# Extracted records
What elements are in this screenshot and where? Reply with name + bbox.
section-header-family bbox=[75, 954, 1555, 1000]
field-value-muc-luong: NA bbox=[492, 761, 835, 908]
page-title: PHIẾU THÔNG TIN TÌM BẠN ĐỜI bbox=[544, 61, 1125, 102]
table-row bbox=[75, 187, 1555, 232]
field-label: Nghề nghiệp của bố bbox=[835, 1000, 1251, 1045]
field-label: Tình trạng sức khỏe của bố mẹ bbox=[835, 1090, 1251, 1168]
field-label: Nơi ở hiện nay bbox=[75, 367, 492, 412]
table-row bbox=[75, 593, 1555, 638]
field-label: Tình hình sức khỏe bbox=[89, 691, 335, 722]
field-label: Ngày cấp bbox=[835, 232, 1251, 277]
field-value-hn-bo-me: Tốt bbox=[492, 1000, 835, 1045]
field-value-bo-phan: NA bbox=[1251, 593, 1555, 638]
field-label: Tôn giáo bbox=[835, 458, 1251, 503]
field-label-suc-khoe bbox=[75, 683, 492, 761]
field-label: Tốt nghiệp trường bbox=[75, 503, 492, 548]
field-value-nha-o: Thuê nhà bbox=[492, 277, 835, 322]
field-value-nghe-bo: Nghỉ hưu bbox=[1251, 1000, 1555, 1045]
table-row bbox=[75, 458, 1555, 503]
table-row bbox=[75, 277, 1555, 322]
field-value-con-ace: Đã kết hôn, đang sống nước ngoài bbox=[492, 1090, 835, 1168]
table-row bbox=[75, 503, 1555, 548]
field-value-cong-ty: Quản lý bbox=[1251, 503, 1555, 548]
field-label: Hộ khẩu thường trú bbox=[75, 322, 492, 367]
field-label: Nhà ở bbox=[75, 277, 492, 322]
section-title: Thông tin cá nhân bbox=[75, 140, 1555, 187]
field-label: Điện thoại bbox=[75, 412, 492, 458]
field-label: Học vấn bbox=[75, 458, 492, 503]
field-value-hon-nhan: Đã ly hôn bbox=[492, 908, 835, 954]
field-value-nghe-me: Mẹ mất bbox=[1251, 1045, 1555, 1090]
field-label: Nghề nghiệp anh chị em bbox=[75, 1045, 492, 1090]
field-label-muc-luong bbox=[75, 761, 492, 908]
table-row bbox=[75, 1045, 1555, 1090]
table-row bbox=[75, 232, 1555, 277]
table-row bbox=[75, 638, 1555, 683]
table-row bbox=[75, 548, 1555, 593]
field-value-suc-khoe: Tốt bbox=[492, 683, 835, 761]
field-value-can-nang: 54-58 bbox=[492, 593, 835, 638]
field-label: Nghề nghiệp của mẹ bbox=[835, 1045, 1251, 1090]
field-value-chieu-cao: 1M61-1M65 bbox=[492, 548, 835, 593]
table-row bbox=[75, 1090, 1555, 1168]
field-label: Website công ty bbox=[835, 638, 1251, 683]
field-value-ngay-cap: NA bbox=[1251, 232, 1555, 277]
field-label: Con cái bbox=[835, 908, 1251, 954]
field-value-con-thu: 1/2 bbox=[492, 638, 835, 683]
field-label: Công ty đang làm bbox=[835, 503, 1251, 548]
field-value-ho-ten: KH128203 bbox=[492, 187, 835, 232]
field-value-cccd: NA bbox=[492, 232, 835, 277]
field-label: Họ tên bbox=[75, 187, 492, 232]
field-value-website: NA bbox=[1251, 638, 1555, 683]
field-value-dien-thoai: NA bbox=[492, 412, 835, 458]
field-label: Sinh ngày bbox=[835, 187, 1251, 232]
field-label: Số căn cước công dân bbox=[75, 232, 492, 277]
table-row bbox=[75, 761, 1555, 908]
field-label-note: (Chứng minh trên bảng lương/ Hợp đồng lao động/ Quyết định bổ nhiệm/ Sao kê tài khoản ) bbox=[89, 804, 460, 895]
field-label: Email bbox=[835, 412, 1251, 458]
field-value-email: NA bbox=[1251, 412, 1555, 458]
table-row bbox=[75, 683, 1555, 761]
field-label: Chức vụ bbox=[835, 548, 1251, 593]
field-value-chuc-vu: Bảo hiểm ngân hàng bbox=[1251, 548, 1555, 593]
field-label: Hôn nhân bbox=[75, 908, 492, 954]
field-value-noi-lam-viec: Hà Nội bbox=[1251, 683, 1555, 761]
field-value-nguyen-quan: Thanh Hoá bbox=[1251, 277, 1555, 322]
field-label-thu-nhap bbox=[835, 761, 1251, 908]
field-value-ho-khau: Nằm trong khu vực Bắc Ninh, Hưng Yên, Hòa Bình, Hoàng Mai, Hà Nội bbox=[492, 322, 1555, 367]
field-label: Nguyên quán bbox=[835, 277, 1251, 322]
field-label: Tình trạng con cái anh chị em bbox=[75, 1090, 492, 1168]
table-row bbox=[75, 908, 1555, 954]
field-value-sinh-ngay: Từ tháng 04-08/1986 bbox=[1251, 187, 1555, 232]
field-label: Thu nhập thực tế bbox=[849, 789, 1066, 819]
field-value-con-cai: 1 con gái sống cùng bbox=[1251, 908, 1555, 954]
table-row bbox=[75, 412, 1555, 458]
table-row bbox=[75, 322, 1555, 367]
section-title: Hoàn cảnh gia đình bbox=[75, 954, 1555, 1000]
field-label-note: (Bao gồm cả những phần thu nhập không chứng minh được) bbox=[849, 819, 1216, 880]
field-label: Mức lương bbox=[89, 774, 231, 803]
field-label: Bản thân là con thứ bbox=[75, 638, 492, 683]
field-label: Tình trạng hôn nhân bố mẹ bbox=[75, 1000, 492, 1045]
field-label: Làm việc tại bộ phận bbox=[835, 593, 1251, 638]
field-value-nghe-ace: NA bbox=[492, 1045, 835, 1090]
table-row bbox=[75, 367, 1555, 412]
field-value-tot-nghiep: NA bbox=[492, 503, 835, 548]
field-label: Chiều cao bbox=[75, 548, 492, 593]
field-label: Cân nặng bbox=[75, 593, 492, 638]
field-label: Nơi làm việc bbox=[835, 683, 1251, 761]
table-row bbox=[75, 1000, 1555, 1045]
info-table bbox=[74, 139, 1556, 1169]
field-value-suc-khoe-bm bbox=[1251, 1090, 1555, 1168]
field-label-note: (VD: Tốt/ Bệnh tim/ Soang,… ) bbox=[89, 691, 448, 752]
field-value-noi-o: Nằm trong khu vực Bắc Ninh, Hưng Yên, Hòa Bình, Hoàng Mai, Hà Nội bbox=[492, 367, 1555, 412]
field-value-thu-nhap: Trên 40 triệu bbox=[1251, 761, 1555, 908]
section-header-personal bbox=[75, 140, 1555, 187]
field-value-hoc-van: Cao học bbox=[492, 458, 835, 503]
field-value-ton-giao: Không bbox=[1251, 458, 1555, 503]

# Exercise directions
Put every line of the records above into a numbered list, leaving out any blank lines.

# Task output
1. What elements are in this screenshot and where? Reply with name + bbox.
2. section-header-family bbox=[75, 954, 1555, 1000]
3. field-value-muc-luong: NA bbox=[492, 761, 835, 908]
4. page-title: PHIẾU THÔNG TIN TÌM BẠN ĐỜI bbox=[544, 61, 1125, 102]
5. table-row bbox=[75, 187, 1555, 232]
6. field-label: Nghề nghiệp của bố bbox=[835, 1000, 1251, 1045]
7. field-label: Tình trạng sức khỏe của bố mẹ bbox=[835, 1090, 1251, 1168]
8. field-label: Nơi ở hiện nay bbox=[75, 367, 492, 412]
9. table-row bbox=[75, 593, 1555, 638]
10. field-label: Tình hình sức khỏe bbox=[89, 691, 335, 722]
11. field-label: Ngày cấp bbox=[835, 232, 1251, 277]
12. field-value-hn-bo-me: Tốt bbox=[492, 1000, 835, 1045]
13. field-value-bo-phan: NA bbox=[1251, 593, 1555, 638]
14. field-label: Tôn giáo bbox=[835, 458, 1251, 503]
15. field-label-suc-khoe bbox=[75, 683, 492, 761]
16. field-label: Tốt nghiệp trường bbox=[75, 503, 492, 548]
17. field-value-nha-o: Thuê nhà bbox=[492, 277, 835, 322]
18. field-value-nghe-bo: Nghỉ hưu bbox=[1251, 1000, 1555, 1045]
19. table-row bbox=[75, 458, 1555, 503]
20. table-row bbox=[75, 277, 1555, 322]
21. field-value-con-ace: Đã kết hôn, đang sống nước ngoài bbox=[492, 1090, 835, 1168]
22. table-row bbox=[75, 503, 1555, 548]
23. field-value-cong-ty: Quản lý bbox=[1251, 503, 1555, 548]
24. field-label: Hộ khẩu thường trú bbox=[75, 322, 492, 367]
25. field-label: Nhà ở bbox=[75, 277, 492, 322]
26. section-title: Thông tin cá nhân bbox=[75, 140, 1555, 187]
27. field-label: Điện thoại bbox=[75, 412, 492, 458]
28. field-label: Học vấn bbox=[75, 458, 492, 503]
29. field-value-hon-nhan: Đã ly hôn bbox=[492, 908, 835, 954]
30. field-value-nghe-me: Mẹ mất bbox=[1251, 1045, 1555, 1090]
31. field-label: Nghề nghiệp anh chị em bbox=[75, 1045, 492, 1090]
32. field-label-muc-luong bbox=[75, 761, 492, 908]
33. table-row bbox=[75, 1045, 1555, 1090]
34. table-row bbox=[75, 232, 1555, 277]
35. table-row bbox=[75, 638, 1555, 683]
36. table-row bbox=[75, 548, 1555, 593]
37. field-value-suc-khoe: Tốt bbox=[492, 683, 835, 761]
38. field-value-can-nang: 54-58 bbox=[492, 593, 835, 638]
39. field-label: Nghề nghiệp của mẹ bbox=[835, 1045, 1251, 1090]
40. field-value-chieu-cao: 1M61-1M65 bbox=[492, 548, 835, 593]
41. table-row bbox=[75, 1090, 1555, 1168]
42. field-label: Website công ty bbox=[835, 638, 1251, 683]
43. field-value-ngay-cap: NA bbox=[1251, 232, 1555, 277]
44. field-label: Con cái bbox=[835, 908, 1251, 954]
45. field-value-con-thu: 1/2 bbox=[492, 638, 835, 683]
46. field-label: Công ty đang làm bbox=[835, 503, 1251, 548]
47. field-value-ho-ten: KH128203 bbox=[492, 187, 835, 232]
48. field-value-cccd: NA bbox=[492, 232, 835, 277]
49. field-label: Họ tên bbox=[75, 187, 492, 232]
50. field-value-website: NA bbox=[1251, 638, 1555, 683]
51. field-value-dien-thoai: NA bbox=[492, 412, 835, 458]
52. field-label: Sinh ngày bbox=[835, 187, 1251, 232]
53. field-label: Số căn cước công dân bbox=[75, 232, 492, 277]
54. table-row bbox=[75, 761, 1555, 908]
55. field-label-note: (Chứng minh trên bảng lương/ Hợp đồng lao động/ Quyết định bổ nhiệm/ Sao kê tài khoản ) bbox=[89, 804, 460, 895]
56. field-label: Email bbox=[835, 412, 1251, 458]
57. field-value-email: NA bbox=[1251, 412, 1555, 458]
58. table-row bbox=[75, 683, 1555, 761]
59. field-label: Chức vụ bbox=[835, 548, 1251, 593]
60. field-value-chuc-vu: Bảo hiểm ngân hàng bbox=[1251, 548, 1555, 593]
61. field-label: Hôn nhân bbox=[75, 908, 492, 954]
62. field-value-noi-lam-viec: Hà Nội bbox=[1251, 683, 1555, 761]
63. field-value-nguyen-quan: Thanh Hoá bbox=[1251, 277, 1555, 322]
64. field-label-thu-nhap bbox=[835, 761, 1251, 908]
65. field-value-ho-khau: Nằm trong khu vực Bắc Ninh, Hưng Yên, Hòa Bình, Hoàng Mai, Hà Nội bbox=[492, 322, 1555, 367]
66. field-label: Nguyên quán bbox=[835, 277, 1251, 322]
67. field-label: Tình trạng con cái anh chị em bbox=[75, 1090, 492, 1168]
68. table-row bbox=[75, 908, 1555, 954]
69. field-value-sinh-ngay: Từ tháng 04-08/1986 bbox=[1251, 187, 1555, 232]
70. field-label: Thu nhập thực tế bbox=[849, 789, 1066, 819]
71. field-value-con-cai: 1 con gái sống cùng bbox=[1251, 908, 1555, 954]
72. table-row bbox=[75, 412, 1555, 458]
73. table-row bbox=[75, 322, 1555, 367]
74. section-title: Hoàn cảnh gia đình bbox=[75, 954, 1555, 1000]
75. field-label-note: (Bao gồm cả những phần thu nhập không chứng minh được) bbox=[849, 819, 1216, 880]
76. field-label: Mức lương bbox=[89, 774, 231, 803]
77. field-label: Bản thân là con thứ bbox=[75, 638, 492, 683]
78. field-label: Tình trạng hôn nhân bố mẹ bbox=[75, 1000, 492, 1045]
79. field-label: Làm việc tại bộ phận bbox=[835, 593, 1251, 638]
80. field-value-nghe-ace: NA bbox=[492, 1045, 835, 1090]
81. table-row bbox=[75, 367, 1555, 412]
82. field-value-tot-nghiep: NA bbox=[492, 503, 835, 548]
83. field-label: Chiều cao bbox=[75, 548, 492, 593]
84. field-label: Cân nặng bbox=[75, 593, 492, 638]
85. field-label: Nơi làm việc bbox=[835, 683, 1251, 761]
86. table-row bbox=[75, 1000, 1555, 1045]
87. info-table bbox=[74, 139, 1556, 1169]
88. field-value-suc-khoe-bm bbox=[1251, 1090, 1555, 1168]
89. field-label-note: (VD: Tốt/ Bệnh tim/ Soang,… ) bbox=[89, 691, 448, 752]
90. field-value-noi-o: Nằm trong khu vực Bắc Ninh, Hưng Yên, Hòa Bình, Hoàng Mai, Hà Nội bbox=[492, 367, 1555, 412]
91. field-value-thu-nhap: Trên 40 triệu bbox=[1251, 761, 1555, 908]
92. section-header-personal bbox=[75, 140, 1555, 187]
93. field-value-hoc-van: Cao học bbox=[492, 458, 835, 503]
94. field-value-ton-giao: Không bbox=[1251, 458, 1555, 503]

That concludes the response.